What is asked: Copy out every line in which the string "drives" occurs.
━━━━━ Exercise inputs ━━━━━
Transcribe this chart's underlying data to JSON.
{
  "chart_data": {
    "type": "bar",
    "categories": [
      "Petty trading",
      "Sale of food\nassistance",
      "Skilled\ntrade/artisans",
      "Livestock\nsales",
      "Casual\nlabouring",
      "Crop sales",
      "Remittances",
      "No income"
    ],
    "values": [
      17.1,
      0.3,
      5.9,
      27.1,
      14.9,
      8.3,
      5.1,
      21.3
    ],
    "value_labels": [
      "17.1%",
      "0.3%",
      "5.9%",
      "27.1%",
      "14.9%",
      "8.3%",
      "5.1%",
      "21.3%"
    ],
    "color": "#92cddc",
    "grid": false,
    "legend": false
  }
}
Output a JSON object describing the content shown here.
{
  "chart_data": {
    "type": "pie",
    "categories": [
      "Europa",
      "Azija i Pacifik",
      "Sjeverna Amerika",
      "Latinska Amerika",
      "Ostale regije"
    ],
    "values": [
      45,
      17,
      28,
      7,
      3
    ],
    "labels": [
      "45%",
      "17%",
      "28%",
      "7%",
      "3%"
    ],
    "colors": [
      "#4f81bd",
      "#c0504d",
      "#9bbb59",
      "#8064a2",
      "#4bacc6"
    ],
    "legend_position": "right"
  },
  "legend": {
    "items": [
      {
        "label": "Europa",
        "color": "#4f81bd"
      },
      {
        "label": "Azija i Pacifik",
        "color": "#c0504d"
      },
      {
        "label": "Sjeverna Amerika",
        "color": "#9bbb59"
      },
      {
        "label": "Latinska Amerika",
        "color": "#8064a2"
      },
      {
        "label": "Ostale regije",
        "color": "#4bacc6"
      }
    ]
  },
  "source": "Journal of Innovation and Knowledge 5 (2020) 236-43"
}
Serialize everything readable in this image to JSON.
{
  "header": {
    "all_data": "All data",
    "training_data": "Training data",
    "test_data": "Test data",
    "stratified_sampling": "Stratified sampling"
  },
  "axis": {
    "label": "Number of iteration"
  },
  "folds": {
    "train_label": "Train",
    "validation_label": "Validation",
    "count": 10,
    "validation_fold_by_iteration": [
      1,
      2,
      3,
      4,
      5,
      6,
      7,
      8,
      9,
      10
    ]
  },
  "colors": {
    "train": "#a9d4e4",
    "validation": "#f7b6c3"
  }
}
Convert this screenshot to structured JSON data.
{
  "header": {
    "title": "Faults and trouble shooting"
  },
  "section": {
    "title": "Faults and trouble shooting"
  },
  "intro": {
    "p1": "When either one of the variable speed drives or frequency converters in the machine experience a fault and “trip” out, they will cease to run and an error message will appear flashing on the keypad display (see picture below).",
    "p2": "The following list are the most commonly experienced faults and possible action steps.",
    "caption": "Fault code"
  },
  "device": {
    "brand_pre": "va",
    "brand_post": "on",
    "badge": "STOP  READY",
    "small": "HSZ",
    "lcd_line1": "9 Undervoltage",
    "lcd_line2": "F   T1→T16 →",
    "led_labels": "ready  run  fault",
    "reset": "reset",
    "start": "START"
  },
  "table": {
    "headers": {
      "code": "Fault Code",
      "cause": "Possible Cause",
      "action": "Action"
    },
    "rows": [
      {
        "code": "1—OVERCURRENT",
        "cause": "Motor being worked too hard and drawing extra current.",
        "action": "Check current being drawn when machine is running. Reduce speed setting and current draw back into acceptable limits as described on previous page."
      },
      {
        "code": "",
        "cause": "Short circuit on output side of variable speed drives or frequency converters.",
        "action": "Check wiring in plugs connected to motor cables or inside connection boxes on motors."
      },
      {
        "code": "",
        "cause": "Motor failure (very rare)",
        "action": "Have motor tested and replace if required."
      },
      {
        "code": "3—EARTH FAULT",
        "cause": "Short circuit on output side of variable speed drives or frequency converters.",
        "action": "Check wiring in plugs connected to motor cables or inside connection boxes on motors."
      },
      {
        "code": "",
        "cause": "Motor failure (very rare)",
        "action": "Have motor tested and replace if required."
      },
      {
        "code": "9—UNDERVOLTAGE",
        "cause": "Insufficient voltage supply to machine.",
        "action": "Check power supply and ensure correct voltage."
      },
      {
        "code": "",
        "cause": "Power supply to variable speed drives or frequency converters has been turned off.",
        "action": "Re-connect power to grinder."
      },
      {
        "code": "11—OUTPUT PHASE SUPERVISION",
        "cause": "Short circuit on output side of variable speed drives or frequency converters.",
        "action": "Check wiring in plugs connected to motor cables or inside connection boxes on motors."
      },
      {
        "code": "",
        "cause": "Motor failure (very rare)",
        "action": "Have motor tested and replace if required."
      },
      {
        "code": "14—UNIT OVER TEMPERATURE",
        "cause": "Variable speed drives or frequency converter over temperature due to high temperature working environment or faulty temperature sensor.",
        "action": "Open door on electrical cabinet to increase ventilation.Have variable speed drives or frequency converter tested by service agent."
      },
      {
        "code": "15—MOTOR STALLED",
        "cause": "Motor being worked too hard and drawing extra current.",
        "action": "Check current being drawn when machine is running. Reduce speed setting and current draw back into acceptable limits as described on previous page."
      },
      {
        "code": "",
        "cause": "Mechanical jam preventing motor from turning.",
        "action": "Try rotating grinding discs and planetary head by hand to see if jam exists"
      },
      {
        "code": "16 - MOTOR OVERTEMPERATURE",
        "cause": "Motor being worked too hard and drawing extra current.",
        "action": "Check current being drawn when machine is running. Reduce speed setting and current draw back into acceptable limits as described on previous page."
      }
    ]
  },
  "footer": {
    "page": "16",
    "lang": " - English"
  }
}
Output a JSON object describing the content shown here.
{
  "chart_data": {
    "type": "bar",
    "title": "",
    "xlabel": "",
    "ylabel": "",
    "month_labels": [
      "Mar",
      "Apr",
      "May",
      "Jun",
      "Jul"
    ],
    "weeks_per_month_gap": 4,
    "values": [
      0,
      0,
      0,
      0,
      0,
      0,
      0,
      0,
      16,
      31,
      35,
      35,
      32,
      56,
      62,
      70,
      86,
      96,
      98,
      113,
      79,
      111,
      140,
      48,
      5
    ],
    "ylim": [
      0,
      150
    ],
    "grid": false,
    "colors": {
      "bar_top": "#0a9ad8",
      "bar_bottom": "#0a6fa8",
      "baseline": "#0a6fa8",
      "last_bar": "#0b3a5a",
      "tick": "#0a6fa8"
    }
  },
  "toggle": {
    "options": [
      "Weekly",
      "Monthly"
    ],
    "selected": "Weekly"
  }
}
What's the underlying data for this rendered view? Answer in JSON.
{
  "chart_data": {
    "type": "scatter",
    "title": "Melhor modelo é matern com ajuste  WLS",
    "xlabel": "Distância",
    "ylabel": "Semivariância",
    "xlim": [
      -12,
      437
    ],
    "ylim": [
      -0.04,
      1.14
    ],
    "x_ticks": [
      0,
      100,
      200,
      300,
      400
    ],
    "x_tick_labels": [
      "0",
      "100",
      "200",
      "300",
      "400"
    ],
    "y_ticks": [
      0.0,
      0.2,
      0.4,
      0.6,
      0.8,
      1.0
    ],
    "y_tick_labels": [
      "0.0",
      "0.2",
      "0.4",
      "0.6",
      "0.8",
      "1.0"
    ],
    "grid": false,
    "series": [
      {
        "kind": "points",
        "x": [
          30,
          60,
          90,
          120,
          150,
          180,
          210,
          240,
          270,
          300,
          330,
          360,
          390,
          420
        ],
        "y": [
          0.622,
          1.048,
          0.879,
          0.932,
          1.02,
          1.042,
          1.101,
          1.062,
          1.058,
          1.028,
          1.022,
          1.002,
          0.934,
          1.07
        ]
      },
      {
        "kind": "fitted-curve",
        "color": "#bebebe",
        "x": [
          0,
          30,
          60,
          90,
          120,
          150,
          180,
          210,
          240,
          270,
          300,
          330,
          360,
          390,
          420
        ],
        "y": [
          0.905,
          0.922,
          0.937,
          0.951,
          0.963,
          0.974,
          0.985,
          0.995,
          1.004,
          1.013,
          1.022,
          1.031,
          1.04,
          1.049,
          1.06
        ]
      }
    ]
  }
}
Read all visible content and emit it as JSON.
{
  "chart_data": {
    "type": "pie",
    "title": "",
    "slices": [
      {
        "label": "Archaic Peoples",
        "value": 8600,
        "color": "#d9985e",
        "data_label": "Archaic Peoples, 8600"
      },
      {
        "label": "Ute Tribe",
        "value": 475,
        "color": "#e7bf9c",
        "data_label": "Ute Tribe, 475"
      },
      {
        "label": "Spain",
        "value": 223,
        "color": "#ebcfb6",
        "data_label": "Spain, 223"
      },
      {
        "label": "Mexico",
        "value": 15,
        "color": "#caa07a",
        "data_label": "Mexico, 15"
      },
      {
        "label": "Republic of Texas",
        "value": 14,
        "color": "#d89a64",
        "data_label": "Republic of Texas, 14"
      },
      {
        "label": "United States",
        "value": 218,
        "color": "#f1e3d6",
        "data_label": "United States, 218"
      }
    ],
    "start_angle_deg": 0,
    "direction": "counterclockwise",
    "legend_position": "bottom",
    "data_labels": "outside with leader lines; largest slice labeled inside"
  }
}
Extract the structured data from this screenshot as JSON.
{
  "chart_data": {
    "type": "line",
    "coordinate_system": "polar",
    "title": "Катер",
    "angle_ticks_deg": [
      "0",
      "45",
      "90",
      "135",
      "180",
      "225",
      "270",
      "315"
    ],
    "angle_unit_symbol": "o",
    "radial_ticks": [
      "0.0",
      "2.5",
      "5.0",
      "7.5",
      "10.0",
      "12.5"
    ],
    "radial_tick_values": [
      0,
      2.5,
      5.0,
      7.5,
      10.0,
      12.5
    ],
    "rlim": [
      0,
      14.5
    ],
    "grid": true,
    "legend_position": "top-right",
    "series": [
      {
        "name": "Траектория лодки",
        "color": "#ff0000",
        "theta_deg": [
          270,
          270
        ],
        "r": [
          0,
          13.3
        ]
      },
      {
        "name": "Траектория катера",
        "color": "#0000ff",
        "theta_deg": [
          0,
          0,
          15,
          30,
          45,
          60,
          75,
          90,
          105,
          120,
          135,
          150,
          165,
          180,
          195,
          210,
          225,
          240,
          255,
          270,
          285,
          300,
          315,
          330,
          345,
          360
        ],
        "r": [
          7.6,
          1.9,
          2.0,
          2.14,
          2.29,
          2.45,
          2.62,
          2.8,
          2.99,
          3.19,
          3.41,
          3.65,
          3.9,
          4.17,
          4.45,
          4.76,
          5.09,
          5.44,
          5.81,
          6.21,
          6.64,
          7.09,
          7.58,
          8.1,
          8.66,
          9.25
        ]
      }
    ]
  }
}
━━━━━
Full response:
    "p1": "When either one of the variable speed drives or frequency converters in the machine experience a fault and “trip” out, they will cease to run and an error message will appear flashing on the keypad display (see picture below).",
        "cause": "Short circuit on output side of variable speed drives or frequency converters.",
        "cause": "Short circuit on output side of variable speed drives or frequency converters.",
        "cause": "Power supply to variable speed drives or frequency converters has been turned off.",
        "cause": "Short circuit on output side of variable speed drives or frequency converters.",
        "cause": "Variable speed drives or frequency converter over temperature due to high temperature working environment or faulty temperature sensor.",
        "action": "Open door on electrical cabinet to increase ventilation.Have variable speed drives or frequency converter tested by service agent."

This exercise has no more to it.